:: Records shown ::
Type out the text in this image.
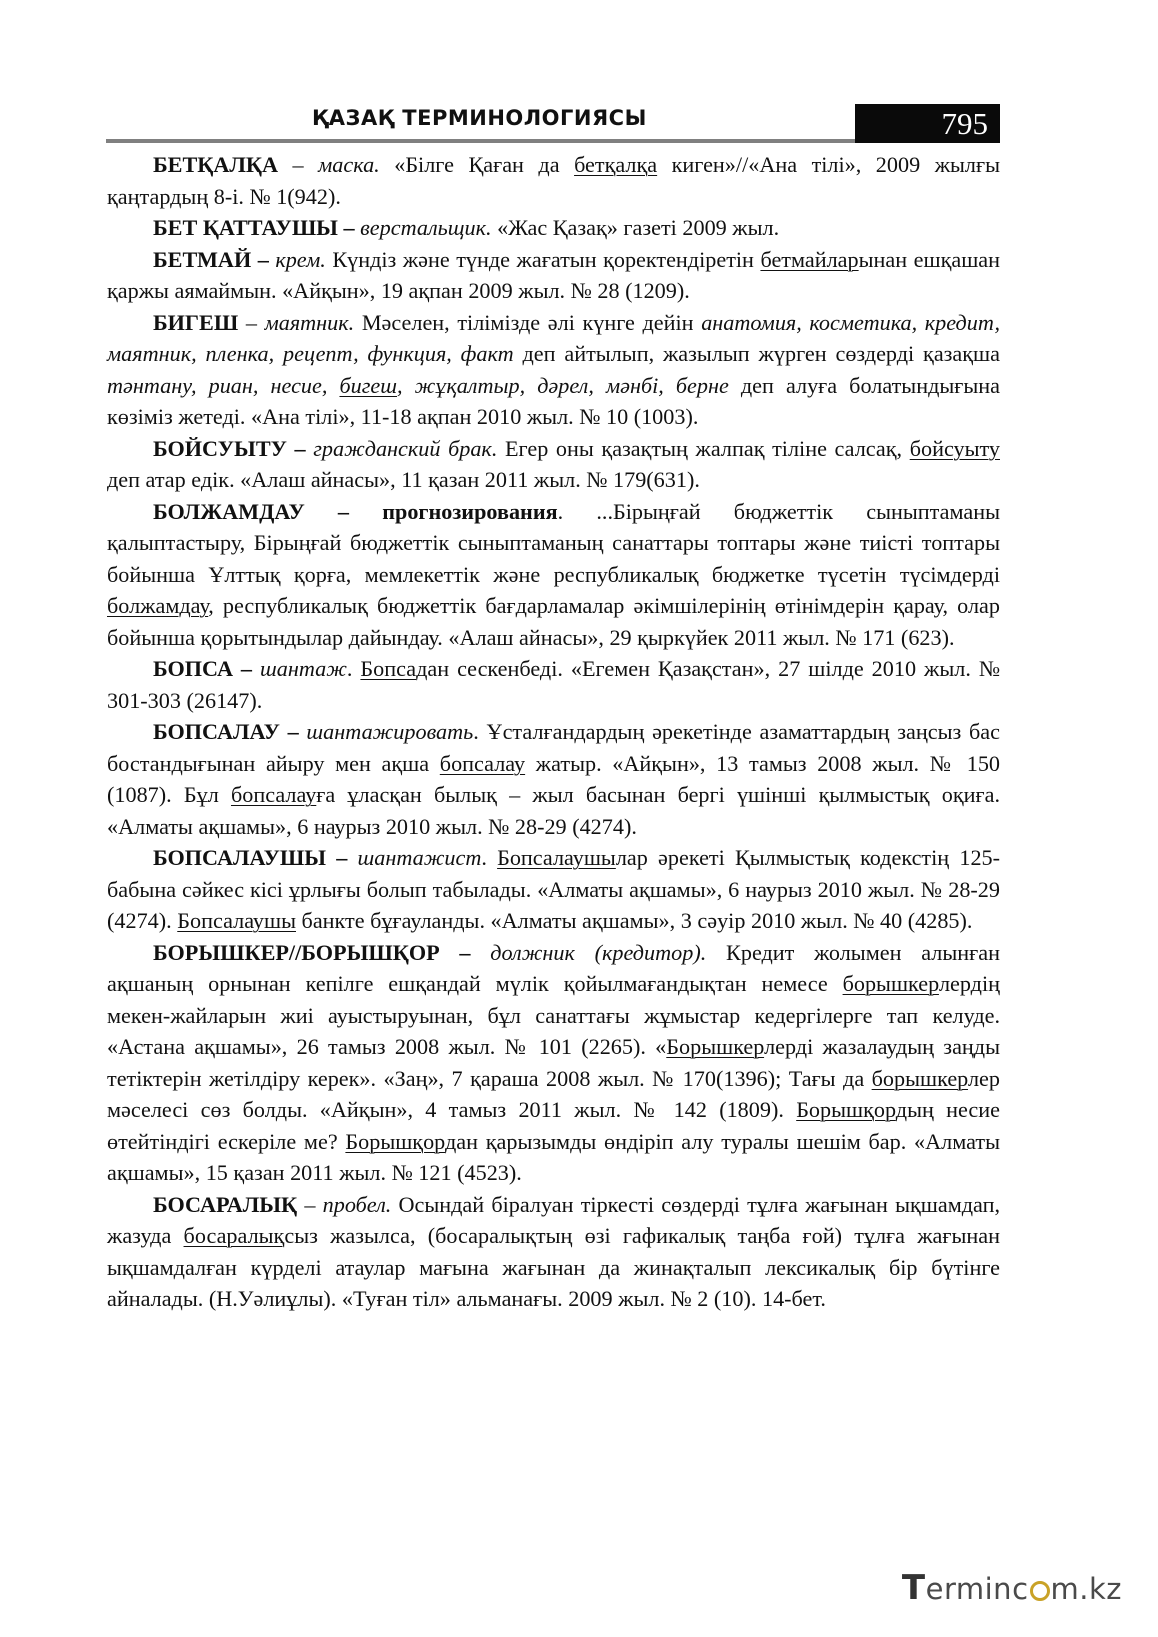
ҚАЗАҚ ТЕРМИНОЛОГИЯСЫ	795

БЕТҚАЛҚА – маска. «Білге Қаған да бетқалқа киген»//«Ана тілі», 2009 жылғы қаңтардың 8-і. № 1(942).

БЕТ ҚАТТАУШЫ – верстальщик. «Жас Қазақ» газеті 2009 жыл.

БЕТМАЙ – крем. Күндіз және түнде жағатын қоректендіретін бетмайларынан ешқашан қаржы аямаймын. «Айқын», 19 ақпан 2009 жыл. № 28 (1209).

БИГЕШ – маятник. Мәселен, тілімізде әлі күнге дейін анатомия, косметика, кредит, маятник, пленка, рецепт, функция, факт деп айтылып, жазылып жүрген сөздерді қазақша тәнтану, риан, несие, бигеш, жұқалтыр, дәрел, мәнбі, берне деп алуға болатындығына көзіміз жетеді. «Ана тілі», 11-18 ақпан 2010 жыл. № 10 (1003).

БОЙСУЫТУ – гражданский брак. Егер оны қазақтың жалпақ тіліне салсақ, бойсуыту деп атар едік. «Алаш айнасы», 11 қазан 2011 жыл. № 179(631).

БОЛЖАМДАУ – прогнозирования. ...Бірыңғай бюджеттік сыныптаманы қалыптастыру, Бірыңғай бюджеттік сыныптаманың санаттары топтары және тиісті топтары бойынша Ұлттық қорға, мемлекеттік және республикалық бюджетке түсетін түсімдерді болжамдау, республикалық бюджеттік бағдарламалар әкімшілерінің өтінімдерін қарау, олар бойынша қорытындылар дайындау. «Алаш айнасы», 29 қыркүйек 2011 жыл. № 171 (623).

БОПСА – шантаж. Бопсадан сескенбеді. «Егемен Қазақстан», 27 шілде 2010 жыл. № 301-303 (26147).

БОПСАЛАУ – шантажировать. Ұсталғандардың әрекетінде азаматтардың заңсыз бас бостандығынан айыру мен ақша бопсалау жатыр. «Айқын», 13 тамыз 2008 жыл. № 150 (1087). Бұл бопсалауға ұласқан былық – жыл басынан бергі үшінші қылмыстық оқиға. «Алматы ақшамы», 6 наурыз 2010 жыл. № 28-29 (4274).

БОПСАЛАУШЫ – шантажист. Бопсалаушылар әрекеті Қылмыстық кодекстің 125-бабына сәйкес кісі ұрлығы болып табылады. «Алматы ақшамы», 6 наурыз 2010 жыл. № 28-29 (4274). Бопсалаушы банкте бұғауланды. «Алматы ақшамы», 3 сәуір 2010 жыл. № 40 (4285).

БОРЫШКЕР//БОРЫШҚОР – должник (кредитор). Кредит жолымен алынған ақшаның орнынан кепілге ешқандай мүлік қойылмағандықтан немесе борышкерлердің мекен-жайларын жиі ауыстыруынан, бұл санаттағы жұмыстар кедергілерге тап келуде. «Астана ақшамы», 26 тамыз 2008 жыл. № 101 (2265). «Борышкерлерді жазалаудың заңды тетіктерін жетілдіру керек». «Заң», 7 қараша 2008 жыл. № 170(1396); Тағы да борышкерлер мәселесі сөз болды. «Айқын», 4 тамыз 2011 жыл. № 142 (1809). Борышқордың несие өтейтіндігі ескеріле ме? Борышқордан қарызымды өндіріп алу туралы шешім бар. «Алматы ақшамы», 15 қазан 2011 жыл. № 121 (4523).

БОСАРАЛЫҚ – пробел. Осындай біралуан тіркесті сөздерді тұлға жағынан ықшамдап, жазуда босаралықсыз жазылса, (босаралықтың өзі гафикалық таңба ғой) тұлға жағынан ықшамдалған күрделі атаулар мағына жағынан да жинақталып лексикалық бір бүтінге айналады. (Н.Уәлиұлы). «Туған тіл» альманағы. 2009 жыл. № 2 (10). 14-бет.

Terminc m.kz
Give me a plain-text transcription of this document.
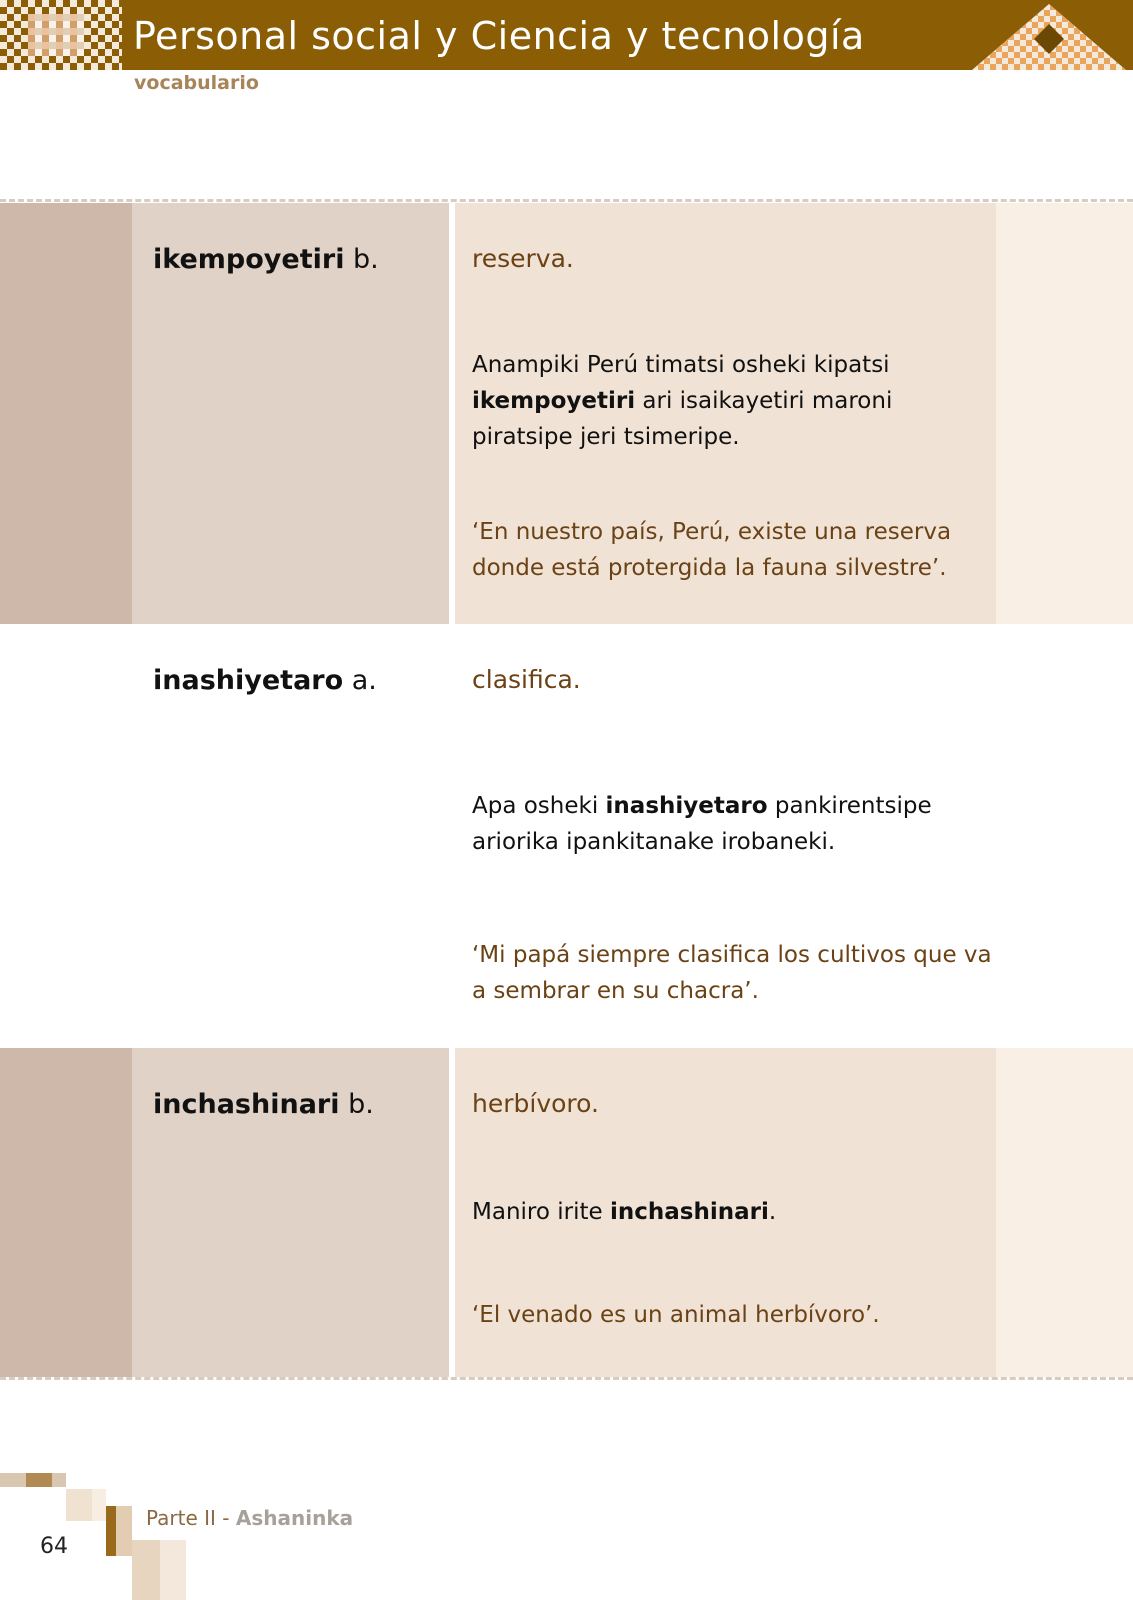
Personal social y Ciencia y tecnología

vocabulario

ikempoyetiri b.	reserva.

Anampiki Perú timatsi osheki kipatsi ikempoyetiri ari isaikayetiri maroni piratsipe jeri tsimeripe.

‘En nuestro país, Perú, existe una reserva donde está protergida la fauna silvestre’.

inashiyetaro a.	clasifica.

Apa osheki inashiyetaro pankirentsipe ariorika ipankitanake irobaneki.

‘Mi papá siempre clasifica los cultivos que va a sembrar en su chacra’.

inchashinari b.	herbívoro.

Maniro irite inchashinari.

‘El venado es un animal herbívoro’.

Parte II - Ashaninka

64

:: What needs to be done ::
Set down all the data again exactly as above, pictures excluded.

:: The completed task ::
Type out the text in this image.
ҚАЗАҚ ТЕРМИНОЛОГИЯСЫ	795

БЕТҚАЛҚА – маска. «Білге Қаған да бетқалқа киген»//«Ана тілі», 2009 жылғы қаңтардың 8-і. № 1(942).

БЕТ ҚАТТАУШЫ – верстальщик. «Жас Қазақ» газеті 2009 жыл.

БЕТМАЙ – крем. Күндіз және түнде жағатын қоректендіретін бетмайларынан ешқашан қаржы аямаймын. «Айқын», 19 ақпан 2009 жыл. № 28 (1209).

БИГЕШ – маятник. Мәселен, тілімізде әлі күнге дейін анатомия, косметика, кредит, маятник, пленка, рецепт, функция, факт деп айтылып, жазылып жүрген сөздерді қазақша тәнтану, риан, несие, бигеш, жұқалтыр, дәрел, мәнбі, берне деп алуға болатындығына көзіміз жетеді. «Ана тілі», 11-18 ақпан 2010 жыл. № 10 (1003).

БОЙСУЫТУ – гражданский брак. Егер оны қазақтың жалпақ тіліне салсақ, бойсуыту деп атар едік. «Алаш айнасы», 11 қазан 2011 жыл. № 179(631).

БОЛЖАМДАУ – прогнозирования. ...Бірыңғай бюджеттік сыныптаманы қалыптастыру, Бірыңғай бюджеттік сыныптаманың санаттары топтары және тиісті топтары бойынша Ұлттық қорға, мемлекеттік және республикалық бюджетке түсетін түсімдерді болжамдау, республикалық бюджеттік бағдарламалар әкімшілерінің өтінімдерін қарау, олар бойынша қорытындылар дайындау. «Алаш айнасы», 29 қыркүйек 2011 жыл. № 171 (623).

БОПСА – шантаж. Бопсадан сескенбеді. «Егемен Қазақстан», 27 шілде 2010 жыл. № 301-303 (26147).

БОПСАЛАУ – шантажировать. Ұсталғандардың әрекетінде азаматтардың заңсыз бас бостандығынан айыру мен ақша бопсалау жатыр. «Айқын», 13 тамыз 2008 жыл. № 150 (1087). Бұл бопсалауға ұласқан былық – жыл басынан бергі үшінші қылмыстық оқиға. «Алматы ақшамы», 6 наурыз 2010 жыл. № 28-29 (4274).

БОПСАЛАУШЫ – шантажист. Бопсалаушылар әрекеті Қылмыстық кодекстің 125-бабына сәйкес кісі ұрлығы болып табылады. «Алматы ақшамы», 6 наурыз 2010 жыл. № 28-29 (4274). Бопсалаушы банкте бұғауланды. «Алматы ақшамы», 3 сәуір 2010 жыл. № 40 (4285).

БОРЫШКЕР//БОРЫШҚОР – должник (кредитор). Кредит жолымен алынған ақшаның орнынан кепілге ешқандай мүлік қойылмағандықтан немесе борышкерлердің мекен-жайларын жиі ауыстыруынан, бұл санаттағы жұмыстар кедергілерге тап келуде. «Астана ақшамы», 26 тамыз 2008 жыл. № 101 (2265). «Борышкерлерді жазалаудың заңды тетіктерін жетілдіру керек». «Заң», 7 қараша 2008 жыл. № 170(1396); Тағы да борышкерлер мәселесі сөз болды. «Айқын», 4 тамыз 2011 жыл. № 142 (1809). Борышқордың несие өтейтіндігі ескеріле ме? Борышқордан қарызымды өндіріп алу туралы шешім бар. «Алматы ақшамы», 15 қазан 2011 жыл. № 121 (4523).

БОСАРАЛЫҚ – пробел. Осындай біралуан тіркесті сөздерді тұлға жағынан ықшамдап, жазуда босаралықсыз жазылса, (босаралықтың өзі гафикалық таңба ғой) тұлға жағынан ықшамдалған күрделі атаулар мағына жағынан да жинақталып лексикалық бір бүтінге айналады. (Н.Уәлиұлы). «Туған тіл» альманағы. 2009 жыл. № 2 (10). 14-бет.

Terminc m.kz
Give me a plain-text transcription of this document.
Personal social y Ciencia y tecnología

vocabulario

ikempoyetiri b.	reserva.

Anampiki Perú timatsi osheki kipatsi ikempoyetiri ari isaikayetiri maroni piratsipe jeri tsimeripe.

‘En nuestro país, Perú, existe una reserva donde está protergida la fauna silvestre’.

inashiyetaro a.	clasifica.

Apa osheki inashiyetaro pankirentsipe ariorika ipankitanake irobaneki.

‘Mi papá siempre clasifica los cultivos que va a sembrar en su chacra’.

inchashinari b.	herbívoro.

Maniro irite inchashinari.

‘El venado es un animal herbívoro’.

Parte II - Ashaninka

64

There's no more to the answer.